Passage provided -
++++

Furthermore, the RBV, which emphasises firm’s competitiveness is also relevant to Nigeria’s Nollywood industry. As discussed above, Nollywood has continued to flourish in spite of the CA of America’s ‘Hollywood’ and India’s ‘Bollywood’ in the global movie industry because Nigerian film entrepreneurs decided to reinvent an innovative and a flourishing style of film production and distribution that is flexible, cheap and appealing to the customers in Nigeria and across Africa (Ezeonu, 2013; Jedlowski, 2013). A number of studies noted that Nigeria’s Nollywood film industry is the third globally ranked movie industry producing an average of 2,000 movies annually (Evuleocha, 2008; Madichie, 2010). Besides, other scholars reported that Nollywood industry produces the second largest number of titles globally, and that in spite of the fact that it has less CA in the ‘global North’; it maintained very high CA in Sub-Saharan Africa including the global African diaspora. Consequently, it has eclipsed Hollywood and Bollywood across countries in Sub-Saharan African because its home videos dominate in the markets and they are widely featured on local screens (Jedlowski, 2013; Miller, 2012; Ondego, 2008; The Economist, 2010).
A salient question in this discourse is: How has the Nollywood industry been able to innovate, both technologically and structurally to enjoy CA in spite of all odds?
Facts and insights extracted from the critical review of literatures (see Evuleocha, 2008; Ezeonu, 2013; Jedlowski, 2013; Madichie, 2010; Miller, 2012; Ondego, 2008) indicated that unlike Hollywood and Bollywood films, Nigeria’s Nollywood has been able to innovate effectively, both technologically and structurally to gain CA in the following ways:
Nollywood strategically replaced the expensive culture of going out to watch movie in cinema houses in the cities with home video—a more convenient, cheaper and people-friendly culture of watching movie without leaving the comfort of one’s family’s compound or the local neighbourhood. Nollywood movies are not made for big screen in theatres or busiest cinema houses in cities, although some of their videos appear on terrestrial and satellite television including small screen venues in villages and cities. Nollywood industry avoided the luxurious, costly and grandiose production approach of global film industry, rather it thrives on velocity, low cost of production and informality with regards to recruitment, financing, marketing and distribution. The turn-around time for a movie is fast—an average of 10 movie scenes are shot within a day and maximum of two weeks for shooting a full movie. The movies are produced and sold to cross-section of the population in Nigeria and communities across Sub-Saharan Africa that are generally left out of dominant global Hollywood’s distribution plans. The Nollywood movies are sold as VCDs, DVDs and online downloadable materials. For sustainable patronage, the Nollywood movies in VCDs and DVDs are often serialised consisting of Parts I, II and III, the purchase of each series is not necessarily linked to other series. The movies are long enough and also appealing to the buyers and other end-users because they are of at least three hours in length (value for money spent). Nollywood film industry has the dynamic ability to change its strategies and distribution networks in the face of piracy and other environmental challenges that pose threat to its business sustainability.

++++

Dataset -
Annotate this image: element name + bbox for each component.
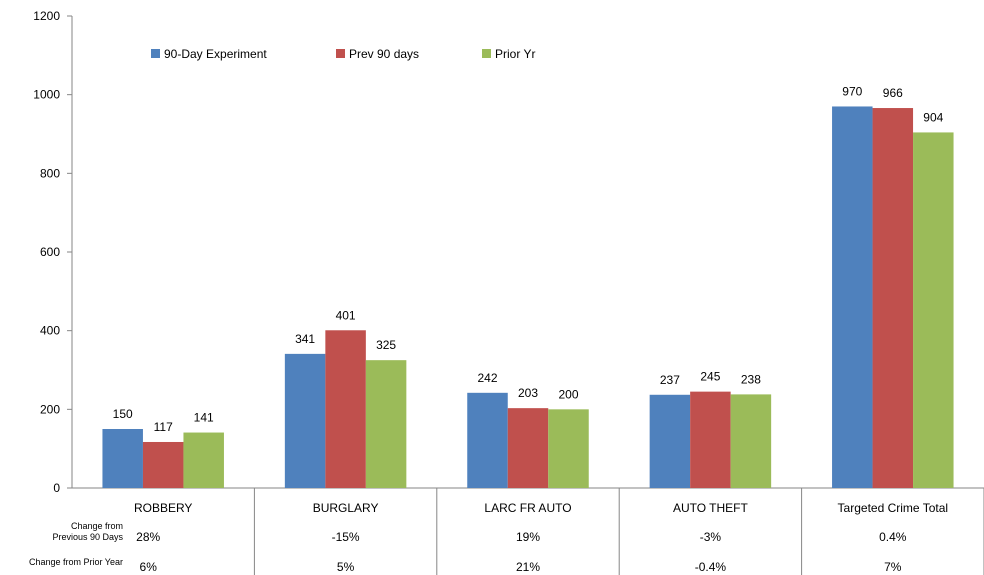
x-tick-label: AUTO THEFT <box>673 501 749 515</box>
table-cell: -15% <box>332 530 360 544</box>
data-label: 242 <box>477 371 497 385</box>
bar <box>102 429 143 488</box>
data-label: 141 <box>194 411 214 425</box>
y-tick-label: 800 <box>40 166 60 180</box>
table-cell: 19% <box>516 530 540 544</box>
y-tick-label: 1200 <box>33 9 60 23</box>
x-tick-label: BURGLARY <box>313 501 379 515</box>
legend-swatch <box>336 49 345 58</box>
bar <box>913 132 954 488</box>
table-row-header: Change from <box>71 521 123 531</box>
chart-data-labels: 150 341 242 237 970 117 401 203 245 966 141 325 200 2… <box>113 84 944 434</box>
table-cell: 21% <box>516 560 540 574</box>
bar <box>872 108 914 488</box>
y-tick-label: 200 <box>40 402 60 416</box>
table-cell: -3% <box>700 530 722 544</box>
bar <box>690 391 731 488</box>
data-label: 970 <box>842 84 862 98</box>
legend-entry: Prior Yr <box>495 47 535 61</box>
chart-axes: 0 200 400 600 800 1000 1200 ROBBERY BURGLARY LARC… <box>33 9 984 575</box>
table-cell: 28% <box>136 530 160 544</box>
table-cell: 7% <box>884 560 902 574</box>
data-label: 341 <box>295 332 315 346</box>
bar <box>325 330 366 488</box>
bar <box>284 353 326 488</box>
chart-bars <box>102 106 954 488</box>
data-label: 203 <box>518 386 538 400</box>
data-label: 237 <box>660 373 680 387</box>
x-tick-label: LARC FR AUTO <box>484 501 571 515</box>
bar <box>365 360 407 488</box>
data-label: 245 <box>700 370 720 384</box>
data-label: 117 <box>154 420 173 434</box>
data-label: 325 <box>376 338 396 352</box>
bar <box>832 106 873 488</box>
data-label: 200 <box>558 387 578 401</box>
data-label: 401 <box>336 308 356 322</box>
bar <box>183 432 224 488</box>
y-tick-label: 1000 <box>33 88 60 102</box>
table-cell: 0.4% <box>879 530 907 544</box>
table-cell: 5% <box>337 560 355 574</box>
legend-entry: 90-Day Experiment <box>164 47 267 61</box>
y-tick-label: 400 <box>40 324 60 338</box>
data-label: 150 <box>113 407 133 421</box>
x-tick-label: Targeted Crime Total <box>838 501 949 515</box>
table-row-header: Change from Prior Year <box>29 557 123 567</box>
bar <box>649 394 691 488</box>
legend-entry: Prev 90 days <box>349 47 419 61</box>
table-row-header: Previous 90 Days <box>52 532 123 542</box>
data-label: 966 <box>883 86 903 100</box>
bar <box>548 409 589 488</box>
table-cell: 6% <box>140 560 158 574</box>
bar <box>507 408 549 488</box>
data-label: 904 <box>923 110 943 124</box>
bar <box>467 392 508 488</box>
data-label: 238 <box>741 372 761 386</box>
bar <box>142 441 184 488</box>
legend-swatch <box>482 49 491 58</box>
x-tick-label: ROBBERY <box>134 501 192 515</box>
chart-legend: 90-Day Experiment Prev 90 days Prior Yr <box>151 47 535 61</box>
y-tick-label: 0 <box>53 481 60 495</box>
table-cell: -0.4% <box>695 560 727 574</box>
legend-swatch <box>151 49 160 58</box>
bar <box>730 394 772 488</box>
y-tick-label: 600 <box>40 245 60 259</box>
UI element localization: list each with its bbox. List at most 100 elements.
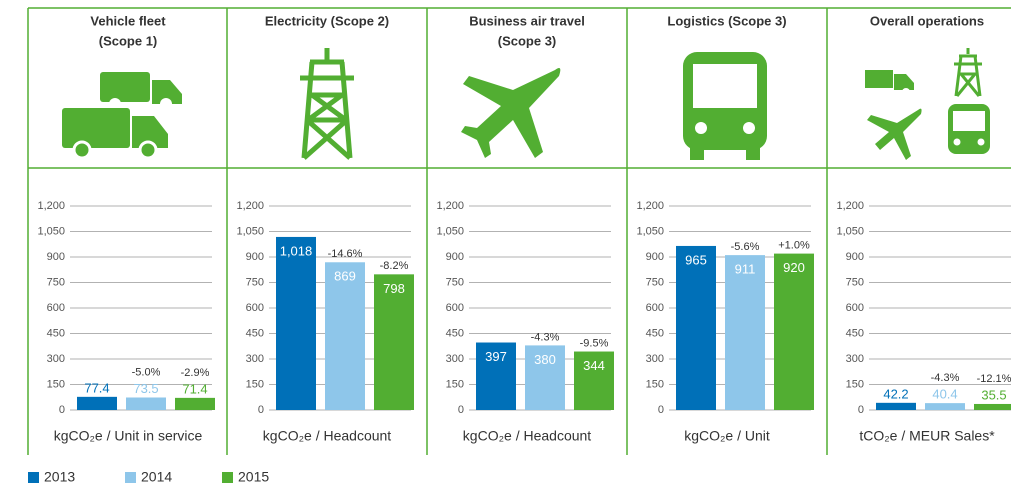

++++

Copy the passage on Nollywood again, starting with "A salient question" and going on through "of all odds?", and substitute "central" for "salient".

A central question in this discourse is: How has the Nollywood industry been able to innovate, both technologically and structurally to enjoy CA in spite of all odds?